◆ **EXERCISE TASK**
Give only the number of lines that contain the word "than".

....

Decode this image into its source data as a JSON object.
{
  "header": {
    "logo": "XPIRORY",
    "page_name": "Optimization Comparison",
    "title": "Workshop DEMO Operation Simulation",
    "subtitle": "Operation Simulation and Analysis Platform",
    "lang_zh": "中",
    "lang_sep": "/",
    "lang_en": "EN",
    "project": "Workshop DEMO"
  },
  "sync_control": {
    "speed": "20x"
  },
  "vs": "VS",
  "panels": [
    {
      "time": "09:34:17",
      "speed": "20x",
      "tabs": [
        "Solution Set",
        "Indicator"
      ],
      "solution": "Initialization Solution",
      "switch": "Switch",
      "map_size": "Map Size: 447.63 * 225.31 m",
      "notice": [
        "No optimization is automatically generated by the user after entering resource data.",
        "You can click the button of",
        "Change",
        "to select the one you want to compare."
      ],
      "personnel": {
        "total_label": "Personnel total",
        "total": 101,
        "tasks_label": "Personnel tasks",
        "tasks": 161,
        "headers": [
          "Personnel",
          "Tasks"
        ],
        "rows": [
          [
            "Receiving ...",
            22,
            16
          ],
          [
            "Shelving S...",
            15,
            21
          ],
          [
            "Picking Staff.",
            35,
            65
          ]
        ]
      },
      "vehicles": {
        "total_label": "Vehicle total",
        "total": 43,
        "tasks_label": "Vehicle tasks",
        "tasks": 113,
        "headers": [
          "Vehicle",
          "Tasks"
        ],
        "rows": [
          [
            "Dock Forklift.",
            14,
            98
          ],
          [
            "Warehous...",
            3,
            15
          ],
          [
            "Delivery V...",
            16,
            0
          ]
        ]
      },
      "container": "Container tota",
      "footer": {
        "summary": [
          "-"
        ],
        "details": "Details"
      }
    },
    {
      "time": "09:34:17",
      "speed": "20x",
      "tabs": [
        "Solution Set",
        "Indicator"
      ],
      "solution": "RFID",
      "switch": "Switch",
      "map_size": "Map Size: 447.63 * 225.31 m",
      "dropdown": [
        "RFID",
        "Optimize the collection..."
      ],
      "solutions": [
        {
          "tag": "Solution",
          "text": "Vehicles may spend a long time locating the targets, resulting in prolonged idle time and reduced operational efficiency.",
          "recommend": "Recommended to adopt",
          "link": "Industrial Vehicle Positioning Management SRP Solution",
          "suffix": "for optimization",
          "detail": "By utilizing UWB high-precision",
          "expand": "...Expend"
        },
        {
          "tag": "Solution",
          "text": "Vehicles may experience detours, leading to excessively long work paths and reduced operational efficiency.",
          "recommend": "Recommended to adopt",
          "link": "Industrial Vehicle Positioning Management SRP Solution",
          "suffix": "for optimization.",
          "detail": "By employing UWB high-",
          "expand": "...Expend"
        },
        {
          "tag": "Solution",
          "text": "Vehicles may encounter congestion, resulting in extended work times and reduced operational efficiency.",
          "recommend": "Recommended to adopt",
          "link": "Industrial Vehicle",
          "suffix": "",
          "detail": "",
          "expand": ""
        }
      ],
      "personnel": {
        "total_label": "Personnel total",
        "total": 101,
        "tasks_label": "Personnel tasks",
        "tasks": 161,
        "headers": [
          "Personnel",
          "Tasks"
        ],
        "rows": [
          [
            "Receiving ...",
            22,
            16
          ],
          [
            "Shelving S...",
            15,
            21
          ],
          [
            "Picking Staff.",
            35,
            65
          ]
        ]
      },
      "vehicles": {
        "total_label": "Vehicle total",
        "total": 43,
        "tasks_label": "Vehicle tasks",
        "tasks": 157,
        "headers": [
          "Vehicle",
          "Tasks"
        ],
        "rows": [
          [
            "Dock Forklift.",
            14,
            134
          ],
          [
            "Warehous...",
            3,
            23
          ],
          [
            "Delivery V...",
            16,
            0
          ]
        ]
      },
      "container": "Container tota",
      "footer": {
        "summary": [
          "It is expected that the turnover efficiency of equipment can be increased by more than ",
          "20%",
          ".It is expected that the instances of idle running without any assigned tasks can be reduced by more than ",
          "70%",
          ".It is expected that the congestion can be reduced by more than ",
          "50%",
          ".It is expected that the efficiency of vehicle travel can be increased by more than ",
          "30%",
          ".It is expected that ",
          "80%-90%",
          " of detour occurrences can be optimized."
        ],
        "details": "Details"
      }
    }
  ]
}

....

◆ **OUTPUT BELOW**
4